• _Task directions_: Find each line with the string "Actos" and copy it.

Recorded data:
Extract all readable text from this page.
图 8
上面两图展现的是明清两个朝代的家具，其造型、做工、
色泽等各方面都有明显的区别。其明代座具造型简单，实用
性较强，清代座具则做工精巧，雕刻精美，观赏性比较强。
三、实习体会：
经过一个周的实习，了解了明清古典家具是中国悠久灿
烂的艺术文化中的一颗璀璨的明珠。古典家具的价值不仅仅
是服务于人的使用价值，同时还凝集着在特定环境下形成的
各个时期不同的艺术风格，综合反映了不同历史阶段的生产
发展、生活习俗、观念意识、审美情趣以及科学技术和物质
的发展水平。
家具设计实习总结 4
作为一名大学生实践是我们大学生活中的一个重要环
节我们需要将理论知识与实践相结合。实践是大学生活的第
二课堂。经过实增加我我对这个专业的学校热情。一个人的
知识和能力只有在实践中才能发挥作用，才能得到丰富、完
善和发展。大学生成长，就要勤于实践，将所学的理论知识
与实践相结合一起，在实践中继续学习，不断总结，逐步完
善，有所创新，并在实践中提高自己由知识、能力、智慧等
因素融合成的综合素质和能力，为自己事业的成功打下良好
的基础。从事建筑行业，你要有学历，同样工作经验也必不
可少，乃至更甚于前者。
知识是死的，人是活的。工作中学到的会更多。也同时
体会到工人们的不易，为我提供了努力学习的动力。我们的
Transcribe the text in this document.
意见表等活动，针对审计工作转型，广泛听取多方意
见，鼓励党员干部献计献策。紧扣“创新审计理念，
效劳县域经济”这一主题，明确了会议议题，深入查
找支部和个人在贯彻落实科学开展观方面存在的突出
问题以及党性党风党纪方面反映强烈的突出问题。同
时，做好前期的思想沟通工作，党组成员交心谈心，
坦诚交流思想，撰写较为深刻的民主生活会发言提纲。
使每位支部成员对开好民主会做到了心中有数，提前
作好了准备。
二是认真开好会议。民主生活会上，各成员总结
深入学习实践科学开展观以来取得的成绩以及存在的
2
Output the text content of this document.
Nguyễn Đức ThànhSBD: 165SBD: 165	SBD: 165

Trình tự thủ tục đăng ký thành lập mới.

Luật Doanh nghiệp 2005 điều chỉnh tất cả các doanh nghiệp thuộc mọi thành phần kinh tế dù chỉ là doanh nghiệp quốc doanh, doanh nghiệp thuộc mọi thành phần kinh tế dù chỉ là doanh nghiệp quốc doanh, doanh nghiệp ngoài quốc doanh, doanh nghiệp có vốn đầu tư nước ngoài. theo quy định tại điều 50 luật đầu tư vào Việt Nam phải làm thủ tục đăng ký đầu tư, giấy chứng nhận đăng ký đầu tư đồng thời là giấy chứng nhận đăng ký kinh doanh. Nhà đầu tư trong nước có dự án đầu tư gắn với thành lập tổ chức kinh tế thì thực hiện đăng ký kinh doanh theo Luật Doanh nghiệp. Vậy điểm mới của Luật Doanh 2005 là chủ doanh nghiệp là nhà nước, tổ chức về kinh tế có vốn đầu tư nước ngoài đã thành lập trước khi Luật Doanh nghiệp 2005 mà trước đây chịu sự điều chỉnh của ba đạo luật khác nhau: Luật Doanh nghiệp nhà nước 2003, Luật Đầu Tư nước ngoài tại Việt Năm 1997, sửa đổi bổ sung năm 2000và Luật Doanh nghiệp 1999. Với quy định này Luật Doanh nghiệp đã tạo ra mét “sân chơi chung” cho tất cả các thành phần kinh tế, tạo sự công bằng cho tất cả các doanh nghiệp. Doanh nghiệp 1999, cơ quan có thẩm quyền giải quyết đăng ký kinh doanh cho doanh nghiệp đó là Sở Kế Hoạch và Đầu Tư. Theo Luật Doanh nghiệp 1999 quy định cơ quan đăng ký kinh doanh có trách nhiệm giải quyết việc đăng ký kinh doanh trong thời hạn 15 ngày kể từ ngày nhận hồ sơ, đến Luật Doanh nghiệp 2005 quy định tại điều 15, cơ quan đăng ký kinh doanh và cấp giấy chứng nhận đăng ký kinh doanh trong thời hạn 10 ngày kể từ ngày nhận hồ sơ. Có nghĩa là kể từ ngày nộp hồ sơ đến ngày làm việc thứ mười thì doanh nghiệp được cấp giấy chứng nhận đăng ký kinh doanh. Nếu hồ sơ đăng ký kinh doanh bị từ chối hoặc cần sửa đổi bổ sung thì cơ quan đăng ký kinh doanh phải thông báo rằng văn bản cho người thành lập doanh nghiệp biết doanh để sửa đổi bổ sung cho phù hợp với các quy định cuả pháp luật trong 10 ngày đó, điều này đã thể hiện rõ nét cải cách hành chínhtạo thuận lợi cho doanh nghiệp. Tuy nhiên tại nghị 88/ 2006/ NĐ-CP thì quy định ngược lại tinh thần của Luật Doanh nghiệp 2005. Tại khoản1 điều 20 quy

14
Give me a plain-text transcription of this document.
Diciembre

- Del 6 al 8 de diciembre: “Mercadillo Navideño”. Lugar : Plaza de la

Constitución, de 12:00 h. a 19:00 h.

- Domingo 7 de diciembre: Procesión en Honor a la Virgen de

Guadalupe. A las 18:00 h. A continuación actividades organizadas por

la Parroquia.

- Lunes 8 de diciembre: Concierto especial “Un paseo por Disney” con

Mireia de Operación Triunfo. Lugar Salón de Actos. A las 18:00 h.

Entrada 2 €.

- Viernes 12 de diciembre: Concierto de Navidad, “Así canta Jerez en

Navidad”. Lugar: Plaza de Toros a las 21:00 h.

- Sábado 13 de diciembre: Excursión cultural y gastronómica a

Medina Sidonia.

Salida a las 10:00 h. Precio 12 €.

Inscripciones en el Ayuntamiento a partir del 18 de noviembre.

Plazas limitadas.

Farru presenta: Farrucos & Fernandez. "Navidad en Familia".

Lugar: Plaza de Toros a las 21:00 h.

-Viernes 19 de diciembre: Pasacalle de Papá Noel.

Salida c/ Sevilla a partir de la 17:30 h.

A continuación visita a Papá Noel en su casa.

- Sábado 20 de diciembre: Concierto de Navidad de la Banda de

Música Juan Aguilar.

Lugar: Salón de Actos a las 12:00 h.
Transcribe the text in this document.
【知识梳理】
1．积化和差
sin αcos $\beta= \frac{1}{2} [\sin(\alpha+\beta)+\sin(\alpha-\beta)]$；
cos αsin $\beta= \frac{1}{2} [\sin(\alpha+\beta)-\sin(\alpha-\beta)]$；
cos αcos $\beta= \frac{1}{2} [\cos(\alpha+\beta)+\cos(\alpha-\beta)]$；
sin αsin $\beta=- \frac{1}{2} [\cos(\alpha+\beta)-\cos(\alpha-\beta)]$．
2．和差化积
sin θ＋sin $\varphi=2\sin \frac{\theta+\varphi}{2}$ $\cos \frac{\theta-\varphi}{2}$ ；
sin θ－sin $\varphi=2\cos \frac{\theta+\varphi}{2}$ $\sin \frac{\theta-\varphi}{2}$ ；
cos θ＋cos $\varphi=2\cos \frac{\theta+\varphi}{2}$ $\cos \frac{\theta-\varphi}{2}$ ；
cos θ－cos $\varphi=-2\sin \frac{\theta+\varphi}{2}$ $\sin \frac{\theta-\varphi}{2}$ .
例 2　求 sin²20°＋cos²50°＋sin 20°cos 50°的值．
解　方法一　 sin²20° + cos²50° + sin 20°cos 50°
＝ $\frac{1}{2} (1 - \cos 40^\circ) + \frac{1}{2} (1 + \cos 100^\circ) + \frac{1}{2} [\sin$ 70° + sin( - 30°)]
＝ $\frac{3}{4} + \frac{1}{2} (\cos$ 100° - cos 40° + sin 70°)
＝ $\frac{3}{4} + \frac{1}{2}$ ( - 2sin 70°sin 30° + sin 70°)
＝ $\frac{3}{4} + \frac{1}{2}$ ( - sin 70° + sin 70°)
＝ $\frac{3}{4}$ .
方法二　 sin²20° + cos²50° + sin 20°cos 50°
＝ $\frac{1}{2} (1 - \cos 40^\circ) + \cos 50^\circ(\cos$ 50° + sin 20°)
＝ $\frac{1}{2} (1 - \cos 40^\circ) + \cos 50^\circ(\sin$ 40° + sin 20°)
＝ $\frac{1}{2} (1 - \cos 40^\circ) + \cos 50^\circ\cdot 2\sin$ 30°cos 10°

• _The answer_:
Mireia de Operación Triunfo. Lugar Salón de Actos. A las 18:00 h.
Lugar: Salón de Actos a las 12:00 h.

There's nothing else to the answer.